[Your objective] Reproduce the data exactly.

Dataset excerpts

┏━━

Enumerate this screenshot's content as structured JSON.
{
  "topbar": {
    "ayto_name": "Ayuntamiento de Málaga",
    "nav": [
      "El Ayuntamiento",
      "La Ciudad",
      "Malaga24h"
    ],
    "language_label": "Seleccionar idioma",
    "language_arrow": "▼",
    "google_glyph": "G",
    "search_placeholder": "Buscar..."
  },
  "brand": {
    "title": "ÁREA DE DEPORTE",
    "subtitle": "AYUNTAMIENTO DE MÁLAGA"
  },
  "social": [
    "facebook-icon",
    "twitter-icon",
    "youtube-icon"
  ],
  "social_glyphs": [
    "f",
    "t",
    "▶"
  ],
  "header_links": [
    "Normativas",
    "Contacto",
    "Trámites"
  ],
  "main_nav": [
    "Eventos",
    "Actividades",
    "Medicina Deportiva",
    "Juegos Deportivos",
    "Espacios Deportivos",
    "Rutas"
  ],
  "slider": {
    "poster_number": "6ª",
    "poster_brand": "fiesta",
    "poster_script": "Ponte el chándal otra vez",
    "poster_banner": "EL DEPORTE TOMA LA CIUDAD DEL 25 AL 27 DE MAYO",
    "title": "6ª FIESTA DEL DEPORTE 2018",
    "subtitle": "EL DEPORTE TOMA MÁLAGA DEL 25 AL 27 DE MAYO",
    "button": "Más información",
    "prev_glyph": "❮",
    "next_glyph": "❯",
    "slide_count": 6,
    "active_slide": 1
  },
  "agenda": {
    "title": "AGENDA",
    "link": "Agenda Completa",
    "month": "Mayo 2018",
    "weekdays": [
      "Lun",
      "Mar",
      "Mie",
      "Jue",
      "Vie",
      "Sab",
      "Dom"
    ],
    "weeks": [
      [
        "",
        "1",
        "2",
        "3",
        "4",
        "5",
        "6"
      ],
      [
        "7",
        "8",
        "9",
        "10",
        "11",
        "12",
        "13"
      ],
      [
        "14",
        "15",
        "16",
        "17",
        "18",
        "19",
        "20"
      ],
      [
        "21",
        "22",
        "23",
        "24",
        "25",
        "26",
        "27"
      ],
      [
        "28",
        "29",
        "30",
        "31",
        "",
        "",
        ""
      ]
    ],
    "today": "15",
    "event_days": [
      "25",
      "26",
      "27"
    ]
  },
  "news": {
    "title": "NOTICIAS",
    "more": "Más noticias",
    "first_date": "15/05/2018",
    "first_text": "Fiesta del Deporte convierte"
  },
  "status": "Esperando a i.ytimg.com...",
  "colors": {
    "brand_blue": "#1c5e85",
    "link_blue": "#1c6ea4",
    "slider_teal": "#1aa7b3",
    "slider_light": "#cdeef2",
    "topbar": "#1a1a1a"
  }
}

┗━━

[Response to this exercise]
Enumerate this screenshot's content as structured JSON.
{
  "topbar": {
    "ayto_name": "Ayuntamiento de Málaga",
    "nav": [
      "El Ayuntamiento",
      "La Ciudad",
      "Malaga24h"
    ],
    "language_label": "Seleccionar idioma",
    "language_arrow": "▼",
    "google_glyph": "G",
    "search_placeholder": "Buscar..."
  },
  "brand": {
    "title": "ÁREA DE DEPORTE",
    "subtitle": "AYUNTAMIENTO DE MÁLAGA"
  },
  "social": [
    "facebook-icon",
    "twitter-icon",
    "youtube-icon"
  ],
  "social_glyphs": [
    "f",
    "t",
    "▶"
  ],
  "header_links": [
    "Normativas",
    "Contacto",
    "Trámites"
  ],
  "main_nav": [
    "Eventos",
    "Actividades",
    "Medicina Deportiva",
    "Juegos Deportivos",
    "Espacios Deportivos",
    "Rutas"
  ],
  "slider": {
    "poster_number": "6ª",
    "poster_brand": "fiesta",
    "poster_script": "Ponte el chándal otra vez",
    "poster_banner": "EL DEPORTE TOMA LA CIUDAD DEL 25 AL 27 DE MAYO",
    "title": "6ª FIESTA DEL DEPORTE 2018",
    "subtitle": "EL DEPORTE TOMA MÁLAGA DEL 25 AL 27 DE MAYO",
    "button": "Más información",
    "prev_glyph": "❮",
    "next_glyph": "❯",
    "slide_count": 6,
    "active_slide": 1
  },
  "agenda": {
    "title": "AGENDA",
    "link": "Agenda Completa",
    "month": "Mayo 2018",
    "weekdays": [
      "Lun",
      "Mar",
      "Mie",
      "Jue",
      "Vie",
      "Sab",
      "Dom"
    ],
    "weeks": [
      [
        "",
        "1",
        "2",
        "3",
        "4",
        "5",
        "6"
      ],
      [
        "7",
        "8",
        "9",
        "10",
        "11",
        "12",
        "13"
      ],
      [
        "14",
        "15",
        "16",
        "17",
        "18",
        "19",
        "20"
      ],
      [
        "21",
        "22",
        "23",
        "24",
        "25",
        "26",
        "27"
      ],
      [
        "28",
        "29",
        "30",
        "31",
        "",
        "",
        ""
      ]
    ],
    "today": "15",
    "event_days": [
      "25",
      "26",
      "27"
    ]
  },
  "news": {
    "title": "NOTICIAS",
    "more": "Más noticias",
    "first_date": "15/05/2018",
    "first_text": "Fiesta del Deporte convierte"
  },
  "status": "Esperando a i.ytimg.com...",
  "colors": {
    "brand_blue": "#1c5e85",
    "link_blue": "#1c6ea4",
    "slider_teal": "#1aa7b3",
    "slider_light": "#cdeef2",
    "topbar": "#1a1a1a"
  }
}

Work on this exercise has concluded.